Data records:
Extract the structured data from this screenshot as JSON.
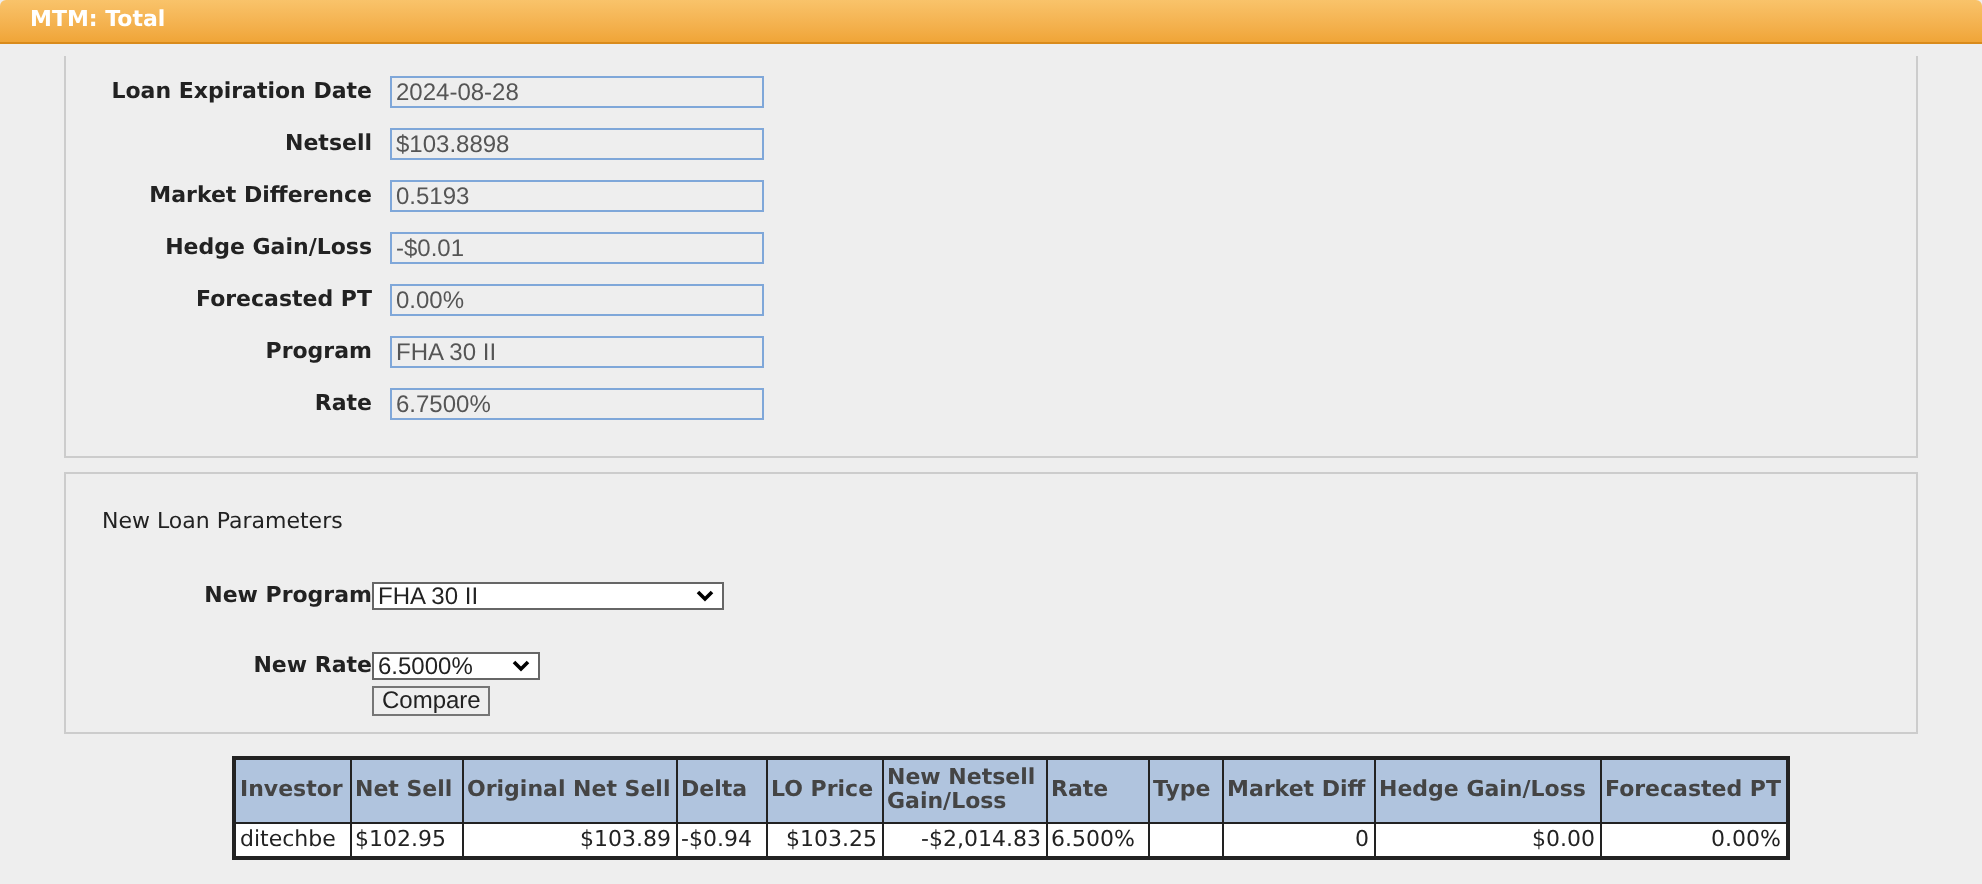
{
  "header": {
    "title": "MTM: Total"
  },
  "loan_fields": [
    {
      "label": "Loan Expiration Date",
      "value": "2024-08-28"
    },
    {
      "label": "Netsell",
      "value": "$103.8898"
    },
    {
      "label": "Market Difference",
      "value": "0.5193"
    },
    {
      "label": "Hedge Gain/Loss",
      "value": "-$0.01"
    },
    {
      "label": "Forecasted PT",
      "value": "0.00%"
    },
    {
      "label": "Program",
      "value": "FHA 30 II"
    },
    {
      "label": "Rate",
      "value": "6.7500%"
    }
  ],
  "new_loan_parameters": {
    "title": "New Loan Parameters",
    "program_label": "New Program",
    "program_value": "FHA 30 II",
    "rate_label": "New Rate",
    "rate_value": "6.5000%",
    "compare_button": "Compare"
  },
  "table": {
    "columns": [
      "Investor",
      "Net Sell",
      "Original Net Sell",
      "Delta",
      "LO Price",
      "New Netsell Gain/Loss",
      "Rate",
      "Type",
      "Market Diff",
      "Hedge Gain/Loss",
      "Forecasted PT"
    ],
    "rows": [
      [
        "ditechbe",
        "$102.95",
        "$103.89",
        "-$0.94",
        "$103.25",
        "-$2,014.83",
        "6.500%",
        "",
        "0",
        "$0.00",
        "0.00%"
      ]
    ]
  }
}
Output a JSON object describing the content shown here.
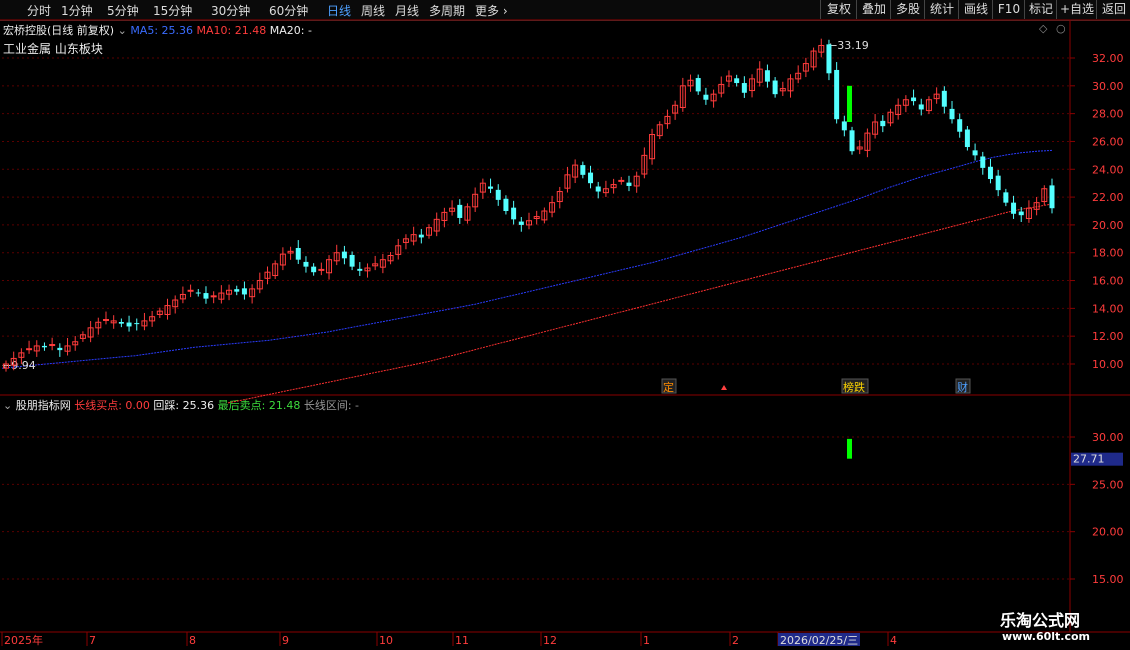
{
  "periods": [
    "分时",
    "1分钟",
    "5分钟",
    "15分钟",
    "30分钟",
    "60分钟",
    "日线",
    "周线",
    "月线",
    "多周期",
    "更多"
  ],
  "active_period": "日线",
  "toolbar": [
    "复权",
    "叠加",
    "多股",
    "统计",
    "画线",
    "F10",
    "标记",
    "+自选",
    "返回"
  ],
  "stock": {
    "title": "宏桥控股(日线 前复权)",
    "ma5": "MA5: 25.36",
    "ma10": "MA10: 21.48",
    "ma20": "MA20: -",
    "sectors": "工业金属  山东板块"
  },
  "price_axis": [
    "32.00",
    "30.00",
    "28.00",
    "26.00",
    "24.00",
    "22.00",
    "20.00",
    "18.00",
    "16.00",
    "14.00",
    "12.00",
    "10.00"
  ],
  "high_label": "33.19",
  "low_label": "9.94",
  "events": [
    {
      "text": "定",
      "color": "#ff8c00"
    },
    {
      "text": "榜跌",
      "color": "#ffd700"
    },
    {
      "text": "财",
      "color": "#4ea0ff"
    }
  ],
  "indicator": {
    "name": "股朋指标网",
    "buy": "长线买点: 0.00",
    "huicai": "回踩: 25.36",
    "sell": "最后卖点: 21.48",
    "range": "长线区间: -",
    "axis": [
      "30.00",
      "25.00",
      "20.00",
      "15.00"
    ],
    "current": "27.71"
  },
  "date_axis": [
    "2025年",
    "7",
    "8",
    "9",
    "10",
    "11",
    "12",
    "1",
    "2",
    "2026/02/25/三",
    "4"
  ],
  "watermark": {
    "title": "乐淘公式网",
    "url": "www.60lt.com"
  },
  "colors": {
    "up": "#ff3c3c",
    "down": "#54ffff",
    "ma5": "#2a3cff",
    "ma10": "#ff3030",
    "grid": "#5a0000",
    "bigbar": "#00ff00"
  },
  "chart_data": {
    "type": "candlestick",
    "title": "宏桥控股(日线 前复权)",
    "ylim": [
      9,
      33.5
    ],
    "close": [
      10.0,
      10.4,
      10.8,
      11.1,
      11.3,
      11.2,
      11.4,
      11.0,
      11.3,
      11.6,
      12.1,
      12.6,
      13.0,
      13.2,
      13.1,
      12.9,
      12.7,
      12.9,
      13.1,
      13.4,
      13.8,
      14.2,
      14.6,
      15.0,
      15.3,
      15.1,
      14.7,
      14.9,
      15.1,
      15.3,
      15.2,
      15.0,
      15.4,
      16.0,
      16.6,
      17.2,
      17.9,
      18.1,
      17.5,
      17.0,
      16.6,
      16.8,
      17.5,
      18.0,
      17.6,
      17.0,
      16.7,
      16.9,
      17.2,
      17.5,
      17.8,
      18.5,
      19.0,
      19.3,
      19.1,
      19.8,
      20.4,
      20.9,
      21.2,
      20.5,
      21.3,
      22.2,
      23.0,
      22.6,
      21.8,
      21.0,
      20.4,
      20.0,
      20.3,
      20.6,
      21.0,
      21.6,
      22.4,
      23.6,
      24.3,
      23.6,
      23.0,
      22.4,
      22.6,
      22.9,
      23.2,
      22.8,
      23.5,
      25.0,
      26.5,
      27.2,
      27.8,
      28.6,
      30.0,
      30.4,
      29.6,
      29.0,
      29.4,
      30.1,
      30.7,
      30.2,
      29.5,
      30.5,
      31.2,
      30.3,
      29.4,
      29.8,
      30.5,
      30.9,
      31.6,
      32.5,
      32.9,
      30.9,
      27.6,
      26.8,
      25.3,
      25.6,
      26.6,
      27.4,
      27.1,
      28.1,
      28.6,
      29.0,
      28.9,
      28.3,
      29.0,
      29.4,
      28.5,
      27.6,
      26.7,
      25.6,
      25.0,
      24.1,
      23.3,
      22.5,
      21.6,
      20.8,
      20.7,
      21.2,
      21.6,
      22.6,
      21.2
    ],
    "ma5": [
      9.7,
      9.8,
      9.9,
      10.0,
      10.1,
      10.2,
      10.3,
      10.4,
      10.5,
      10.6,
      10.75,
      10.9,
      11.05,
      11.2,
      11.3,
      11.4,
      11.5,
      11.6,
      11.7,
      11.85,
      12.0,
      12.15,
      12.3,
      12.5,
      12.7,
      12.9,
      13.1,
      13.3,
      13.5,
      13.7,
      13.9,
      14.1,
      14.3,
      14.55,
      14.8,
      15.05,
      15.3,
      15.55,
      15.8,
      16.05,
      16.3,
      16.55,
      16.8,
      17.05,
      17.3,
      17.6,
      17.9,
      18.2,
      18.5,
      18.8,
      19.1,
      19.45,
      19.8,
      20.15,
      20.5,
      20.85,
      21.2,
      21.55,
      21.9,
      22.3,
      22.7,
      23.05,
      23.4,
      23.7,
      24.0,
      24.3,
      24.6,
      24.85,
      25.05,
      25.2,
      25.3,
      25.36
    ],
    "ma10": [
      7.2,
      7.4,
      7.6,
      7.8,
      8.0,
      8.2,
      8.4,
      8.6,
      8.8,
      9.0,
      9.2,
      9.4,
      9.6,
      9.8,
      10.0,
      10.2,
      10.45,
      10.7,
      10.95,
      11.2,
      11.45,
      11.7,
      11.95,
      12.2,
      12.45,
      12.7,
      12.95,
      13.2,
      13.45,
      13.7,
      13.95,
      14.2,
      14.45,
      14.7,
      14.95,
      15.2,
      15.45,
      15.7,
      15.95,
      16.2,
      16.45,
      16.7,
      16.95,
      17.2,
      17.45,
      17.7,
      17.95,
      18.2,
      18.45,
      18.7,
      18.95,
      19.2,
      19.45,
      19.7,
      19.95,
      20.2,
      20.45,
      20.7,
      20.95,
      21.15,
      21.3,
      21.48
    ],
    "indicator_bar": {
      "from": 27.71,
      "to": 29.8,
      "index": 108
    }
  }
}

---

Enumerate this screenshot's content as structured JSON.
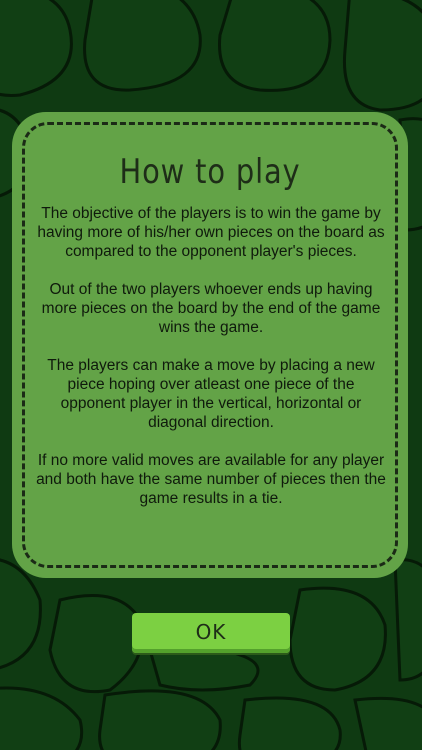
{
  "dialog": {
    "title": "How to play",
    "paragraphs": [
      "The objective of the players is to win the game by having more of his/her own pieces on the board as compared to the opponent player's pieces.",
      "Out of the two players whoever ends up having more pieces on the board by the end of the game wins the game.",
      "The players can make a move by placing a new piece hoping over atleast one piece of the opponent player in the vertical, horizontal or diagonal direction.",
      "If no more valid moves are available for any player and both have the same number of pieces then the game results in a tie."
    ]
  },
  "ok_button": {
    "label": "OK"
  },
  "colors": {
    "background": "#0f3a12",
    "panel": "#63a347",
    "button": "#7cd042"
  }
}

- [STATED EXERCISE]: Only lines that contain the word "screenshot" are wanted; copy each of them.

- [OUTPUT OF THE TASK]:
Extract the structured data from this screenshot as JSON.
Enumerate this screenshot's content as structured JSON.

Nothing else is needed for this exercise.